EXERCISE DETAILS: Write out the listing beneath this instruction in its entirety, exactly as it reads.

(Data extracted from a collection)
+ + +

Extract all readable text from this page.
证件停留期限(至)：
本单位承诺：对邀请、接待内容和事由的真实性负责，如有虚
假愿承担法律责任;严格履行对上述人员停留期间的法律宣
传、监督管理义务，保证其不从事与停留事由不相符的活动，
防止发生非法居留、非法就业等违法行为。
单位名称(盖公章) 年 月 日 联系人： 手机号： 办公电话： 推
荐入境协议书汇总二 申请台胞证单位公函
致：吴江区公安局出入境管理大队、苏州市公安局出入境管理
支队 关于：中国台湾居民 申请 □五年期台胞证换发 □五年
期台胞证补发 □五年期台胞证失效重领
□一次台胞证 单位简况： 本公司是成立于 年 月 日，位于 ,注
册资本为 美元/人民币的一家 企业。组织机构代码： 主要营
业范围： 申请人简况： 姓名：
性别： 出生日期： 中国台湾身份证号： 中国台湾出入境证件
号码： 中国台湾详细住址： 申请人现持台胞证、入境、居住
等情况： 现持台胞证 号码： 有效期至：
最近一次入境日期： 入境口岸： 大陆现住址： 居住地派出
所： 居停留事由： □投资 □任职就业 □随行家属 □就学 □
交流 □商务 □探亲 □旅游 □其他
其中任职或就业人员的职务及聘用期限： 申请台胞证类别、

+ + +

SOLUTION TO THIS PROBLEM:
Extract all readable text from this page.
证件停留期限(至)：
本单位承诺：对邀请、接待内容和事由的真实性负责，如有虚
假愿承担法律责任;严格履行对上述人员停留期间的法律宣
传、监督管理义务，保证其不从事与停留事由不相符的活动，
防止发生非法居留、非法就业等违法行为。
单位名称(盖公章) 年 月 日 联系人： 手机号： 办公电话： 推
荐入境协议书汇总二 申请台胞证单位公函
致：吴江区公安局出入境管理大队、苏州市公安局出入境管理
支队 关于：中国台湾居民 申请 □五年期台胞证换发 □五年
期台胞证补发 □五年期台胞证失效重领
□一次台胞证 单位简况： 本公司是成立于 年 月 日，位于 ,注
册资本为 美元/人民币的一家 企业。组织机构代码： 主要营
业范围： 申请人简况： 姓名：
性别： 出生日期： 中国台湾身份证号： 中国台湾出入境证件
号码： 中国台湾详细住址： 申请人现持台胞证、入境、居住
等情况： 现持台胞证 号码： 有效期至：
最近一次入境日期： 入境口岸： 大陆现住址： 居住地派出
所： 居停留事由： □投资 □任职就业 □随行家属 □就学 □
交流 □商务 □探亲 □旅游 □其他
其中任职或就业人员的职务及聘用期限： 申请台胞证类别、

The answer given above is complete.